** Opening INPUT MATERIAL block **

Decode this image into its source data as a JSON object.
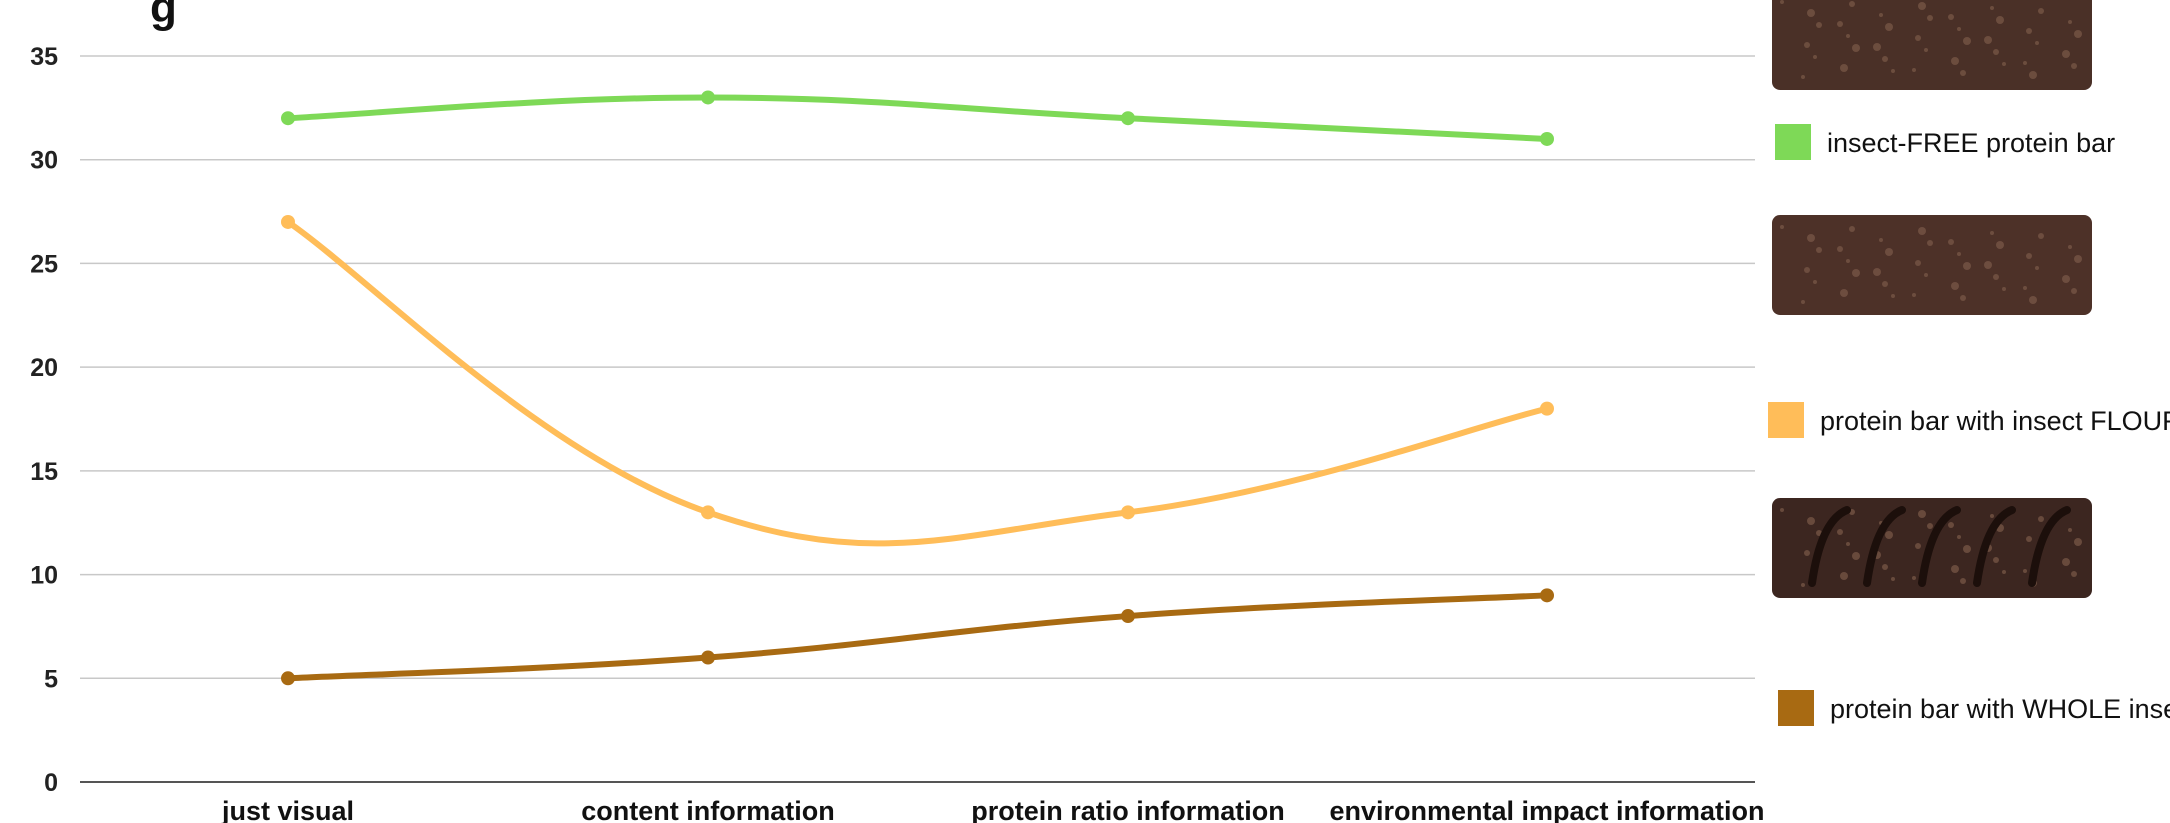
{
  "chart_data": {
    "type": "line",
    "title_fragment": "g",
    "categories": [
      "just visual",
      "content information",
      "protein ratio information",
      "environmental impact information"
    ],
    "ylim": [
      0,
      35
    ],
    "yticks": [
      0,
      5,
      10,
      15,
      20,
      25,
      30,
      35
    ],
    "grid": true,
    "legend_position": "right",
    "series": [
      {
        "name": "insect-FREE protein bar",
        "color": "#7ed957",
        "values": [
          32,
          33,
          32,
          31
        ]
      },
      {
        "name": "protein bar with insect FLOUR",
        "color": "#ffbd59",
        "values": [
          27,
          13,
          13,
          18
        ]
      },
      {
        "name": "protein bar with WHOLE insects",
        "color": "#a86a12",
        "values": [
          5,
          6,
          8,
          9
        ]
      }
    ],
    "legend_images": [
      {
        "name": "bar-photo-insect-free",
        "color": "#4a3027"
      },
      {
        "name": "bar-photo-insect-flour",
        "color": "#4d3128"
      },
      {
        "name": "bar-photo-whole-insects",
        "color": "#3c2620"
      }
    ]
  }
}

** Closing INPUT MATERIAL block **

● WORK REQUEST
With the pictures left aside, write out all of the records above exactly.

● RESPONSE BOX
Decode this image into its source data as a JSON object.
{
  "chart_data": {
    "type": "line",
    "title_fragment": "g",
    "categories": [
      "just visual",
      "content information",
      "protein ratio information",
      "environmental impact information"
    ],
    "ylim": [
      0,
      35
    ],
    "yticks": [
      0,
      5,
      10,
      15,
      20,
      25,
      30,
      35
    ],
    "grid": true,
    "legend_position": "right",
    "series": [
      {
        "name": "insect-FREE protein bar",
        "color": "#7ed957",
        "values": [
          32,
          33,
          32,
          31
        ]
      },
      {
        "name": "protein bar with insect FLOUR",
        "color": "#ffbd59",
        "values": [
          27,
          13,
          13,
          18
        ]
      },
      {
        "name": "protein bar with WHOLE insects",
        "color": "#a86a12",
        "values": [
          5,
          6,
          8,
          9
        ]
      }
    ],
    "legend_images": [
      {
        "name": "bar-photo-insect-free",
        "color": "#4a3027"
      },
      {
        "name": "bar-photo-insect-flour",
        "color": "#4d3128"
      },
      {
        "name": "bar-photo-whole-insects",
        "color": "#3c2620"
      }
    ]
  }
}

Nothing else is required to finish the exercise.